Transcribe all of the data exactly. Omit the pictures.

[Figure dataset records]
==========

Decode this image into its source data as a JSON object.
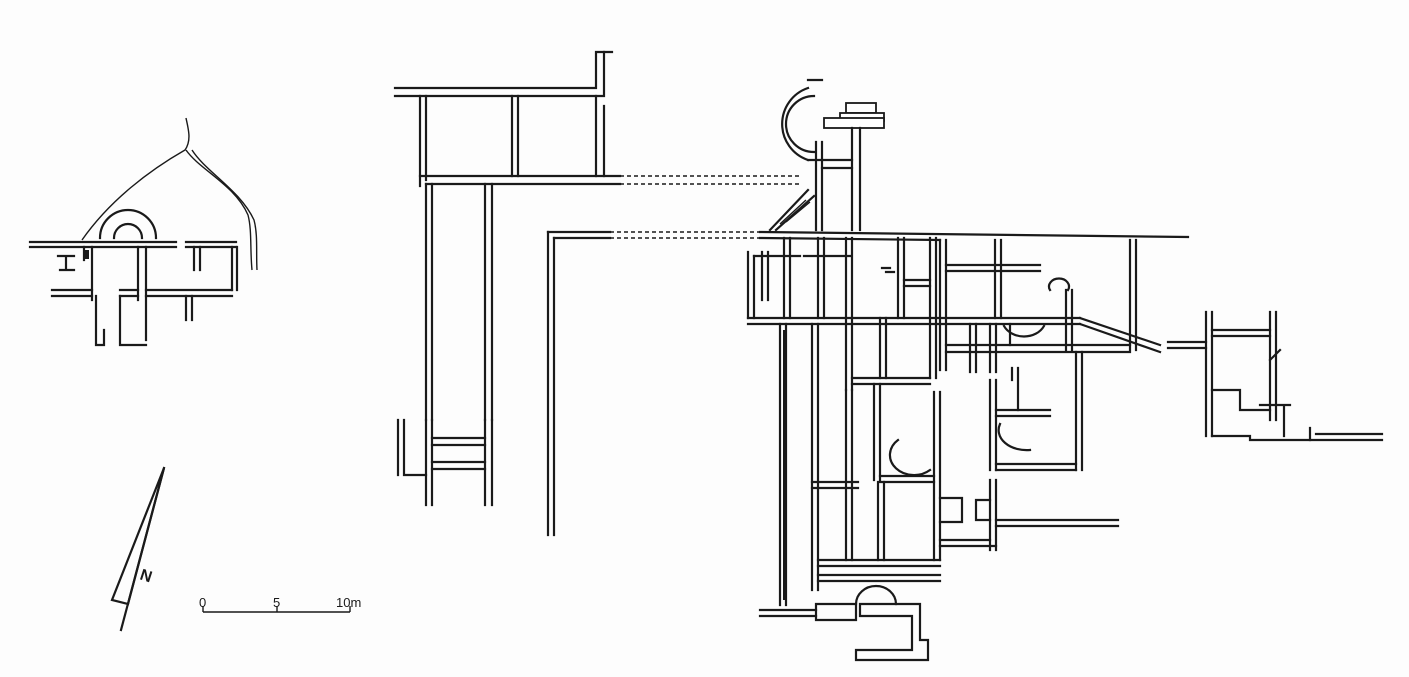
{
  "scale_bar": {
    "ticks": [
      "0",
      "5",
      "10m"
    ]
  },
  "north_arrow": {
    "label": "N"
  }
}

==========

» WRITTEN REPLY:
Decode this image into its source data as a JSON object.
{
  "scale_bar": {
    "ticks": [
      "0",
      "5",
      "10m"
    ]
  },
  "north_arrow": {
    "label": "N"
  }
}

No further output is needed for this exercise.